▸ **ATTIVITÀ DA SVOLGERE**:
1. Stabilisca se le seguenti affermazioni concordano con l'estratto sulle microimprese riportato più avanti, rispondendo sì o no e citando le parole che lo dimostrano: (a) i turisti di oggi e di domani chiedono soltanto cattedrali, musei e castelli; (b) le microimprese sono spesso a conduzione famigliare; (c) vengono richiamate le parole del generale von Clausewitz.
2. Nell'estratto sulle microimprese, trasformi in un elenco puntato il paragrafo che inizia con "Nondimeno si rammenti", conservandone i fatti principali.

▸ **ESTRATTO FORNITO**:
——————————
Tale quotidianità complessa che impatta su aziende, cittadini e consumatori non deve tuttavia precludere la riflessione sul domani, e sulle possibilità di ripresa. Tenendo a mente le parole del famoso generale von Clausewitz, quando sosteneva l’impossibilità di vincere le battaglie future tramite l’utilizzo delle stesse strategie impiegate nelle precedenti.
Piccolo è bello? Le sfide della microimpresa
I settori più presenziati da microimprese, sovente a conduzione famigliare (turismo, commercio, ristorazione, artigianato…), sono già da anni chiamati ad innovare, competere, formarsi, misurarsi con cambiamenti che hanno posto in discussione tutte le pseudo-certezze di ieri, le rendite di posizione, le difese corporative. Purtroppo, non si sono generalmente rivelati molto sensibili…
Nondimeno si rammenti che i borghi storici, il cibo, lo shopping, i prodotti autoctoni, il miglior made in Italy autentico incarnano specificamente quel che fra oggi e domani molti turisti chiedono e chiederanno al nostro Paese, intendo riferirmi ad esperienze emozioni sapori relazioni (non più solo cattedrali, musei, castelli, palazzi), intendo riferirmi al why del genius loci, delle suggestioni e dell’accoglienza ad hoc anziché il mero where dei luoghi “turisdotto”.
——————————
▸ **DATI RIPORTATI**:

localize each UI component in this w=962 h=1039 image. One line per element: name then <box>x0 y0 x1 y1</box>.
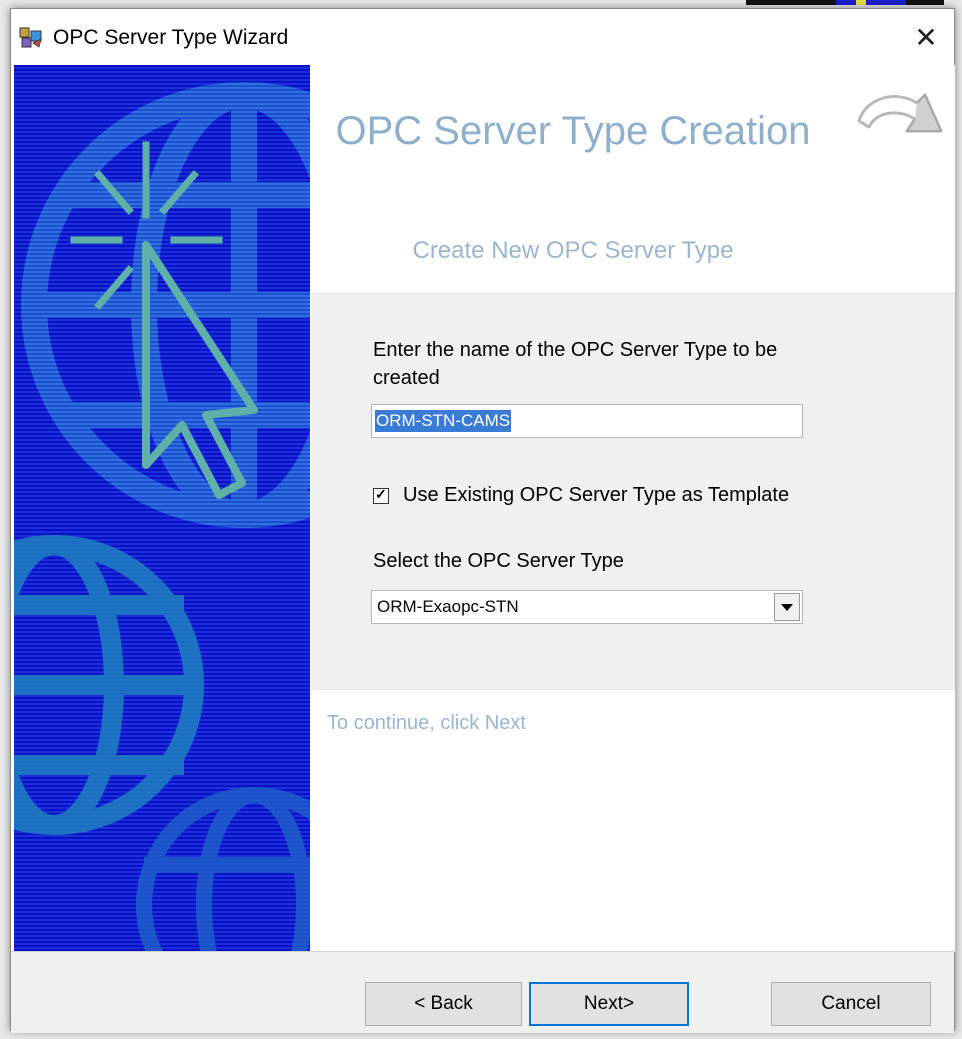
——————————
▸ **SOLUZIONI PROPOSTE**:
1.
(a) No: "non più solo cattedrali, musei, castelli, palazzi".
(b) Sì: "sovente a conduzione famigliare".
(c) Sì: "Tenendo a mente le parole del famoso generale von Clausewitz".

2.
- Borghi storici, cibo, shopping, prodotti autoctoni e made in Italy autentico incarnano ciò che molti turisti chiedono e chiederanno all'Italia.
- I turisti cercano esperienze, emozioni, sapori e relazioni, non più solo cattedrali, musei, castelli e palazzi.
- Conta il why del genius loci, delle suggestioni e dell'accoglienza ad hoc, anziché il mero where dei luoghi "turisdotto".